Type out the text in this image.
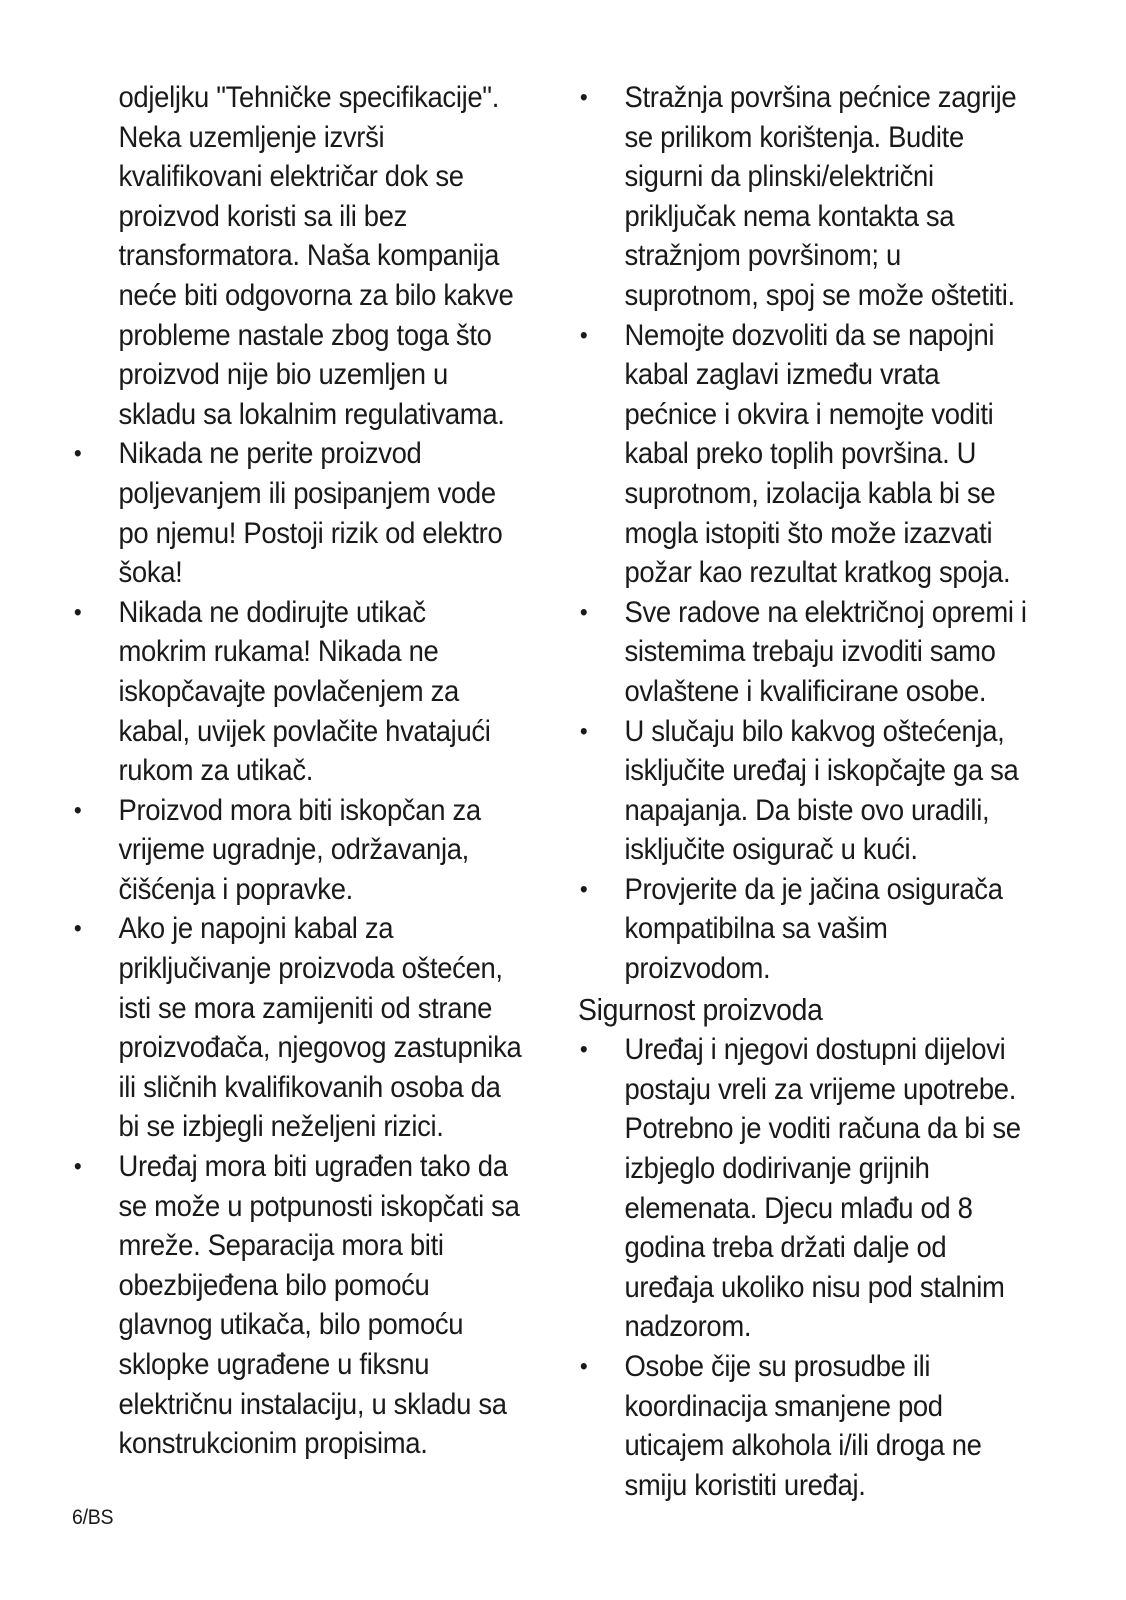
odjeljku "Tehničke specifikacije".
Neka uzemljenje izvrši
kvalifikovani električar dok se
proizvod koristi sa ili bez
transformatora. Naša kompanija
neće biti odgovorna za bilo kakve
probleme nastale zbog toga što
proizvod nije bio uzemljen u
skladu sa lokalnim regulativama.

•	Nikada ne perite proizvod
poljevanjem ili posipanjem vode
po njemu! Postoji rizik od elektro
šoka!
•	Nikada ne dodirujte utikač
mokrim rukama! Nikada ne
iskopčavajte povlačenjem za
kabal, uvijek povlačite hvatajući
rukom za utikač.
•	Proizvod mora biti iskopčan za
vrijeme ugradnje, održavanja,
čišćenja i popravke.
•	Ako je napojni kabal za
priključivanje proizvoda oštećen,
isti se mora zamijeniti od strane
proizvođača, njegovog zastupnika
ili sličnih kvalifikovanih osoba da
bi se izbjegli neželjeni rizici.
•	Uređaj mora biti ugrađen tako da
se može u potpunosti iskopčati sa
mreže. Separacija mora biti
obezbijeđena bilo pomoću
glavnog utikača, bilo pomoću
sklopke ugrađene u fiksnu
električnu instalaciju, u skladu sa
konstrukcionim propisima.
•	Stražnja površina pećnice zagrije
se prilikom korištenja. Budite
sigurni da plinski/električni
priključak nema kontakta sa
stražnjom površinom; u
suprotnom, spoj se može oštetiti.
•	Nemojte dozvoliti da se napojni
kabal zaglavi između vrata
pećnice i okvira i nemojte voditi
kabal preko toplih površina. U
suprotnom, izolacija kabla bi se
mogla istopiti što može izazvati
požar kao rezultat kratkog spoja.
•	Sve radove na električnoj opremi i
sistemima trebaju izvoditi samo
ovlaštene i kvalificirane osobe.
•	U slučaju bilo kakvog oštećenja,
isključite uređaj i iskopčajte ga sa
napajanja. Da biste ovo uradili,
isključite osigurač u kući.
•	Provjerite da je jačina osigurača
kompatibilna sa vašim
proizvodom.
Sigurnost proizvoda
•	Uređaj i njegovi dostupni dijelovi
postaju vreli za vrijeme upotrebe.
Potrebno je voditi računa da bi se
izbjeglo dodirivanje grijnih
elemenata. Djecu mlađu od 8
godina treba držati dalje od
uređaja ukoliko nisu pod stalnim
nadzorom.
•	Osobe čije su prosudbe ili
koordinacija smanjene pod
uticajem alkohola i/ili droga ne
smiju koristiti uređaj.
6/BS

----

▶ WORK REQUIRED
Take the records above and transcribe them exactly, dropping every picture.

▶ RESPONSE TO THE TASK
Type out the text in this image.
odjeljku "Tehničke specifikacije".
Neka uzemljenje izvrši
kvalifikovani električar dok se
proizvod koristi sa ili bez
transformatora. Naša kompanija
neće biti odgovorna za bilo kakve
probleme nastale zbog toga što
proizvod nije bio uzemljen u
skladu sa lokalnim regulativama.

•	Nikada ne perite proizvod
poljevanjem ili posipanjem vode
po njemu! Postoji rizik od elektro
šoka!
•	Nikada ne dodirujte utikač
mokrim rukama! Nikada ne
iskopčavajte povlačenjem za
kabal, uvijek povlačite hvatajući
rukom za utikač.
•	Proizvod mora biti iskopčan za
vrijeme ugradnje, održavanja,
čišćenja i popravke.
•	Ako je napojni kabal za
priključivanje proizvoda oštećen,
isti se mora zamijeniti od strane
proizvođača, njegovog zastupnika
ili sličnih kvalifikovanih osoba da
bi se izbjegli neželjeni rizici.
•	Uređaj mora biti ugrađen tako da
se može u potpunosti iskopčati sa
mreže. Separacija mora biti
obezbijeđena bilo pomoću
glavnog utikača, bilo pomoću
sklopke ugrađene u fiksnu
električnu instalaciju, u skladu sa
konstrukcionim propisima.
•	Stražnja površina pećnice zagrije
se prilikom korištenja. Budite
sigurni da plinski/električni
priključak nema kontakta sa
stražnjom površinom; u
suprotnom, spoj se može oštetiti.
•	Nemojte dozvoliti da se napojni
kabal zaglavi između vrata
pećnice i okvira i nemojte voditi
kabal preko toplih površina. U
suprotnom, izolacija kabla bi se
mogla istopiti što može izazvati
požar kao rezultat kratkog spoja.
•	Sve radove na električnoj opremi i
sistemima trebaju izvoditi samo
ovlaštene i kvalificirane osobe.
•	U slučaju bilo kakvog oštećenja,
isključite uređaj i iskopčajte ga sa
napajanja. Da biste ovo uradili,
isključite osigurač u kući.
•	Provjerite da je jačina osigurača
kompatibilna sa vašim
proizvodom.
Sigurnost proizvoda
•	Uređaj i njegovi dostupni dijelovi
postaju vreli za vrijeme upotrebe.
Potrebno je voditi računa da bi se
izbjeglo dodirivanje grijnih
elemenata. Djecu mlađu od 8
godina treba držati dalje od
uređaja ukoliko nisu pod stalnim
nadzorom.
•	Osobe čije su prosudbe ili
koordinacija smanjene pod
uticajem alkohola i/ili droga ne
smiju koristiti uređaj.
6/BS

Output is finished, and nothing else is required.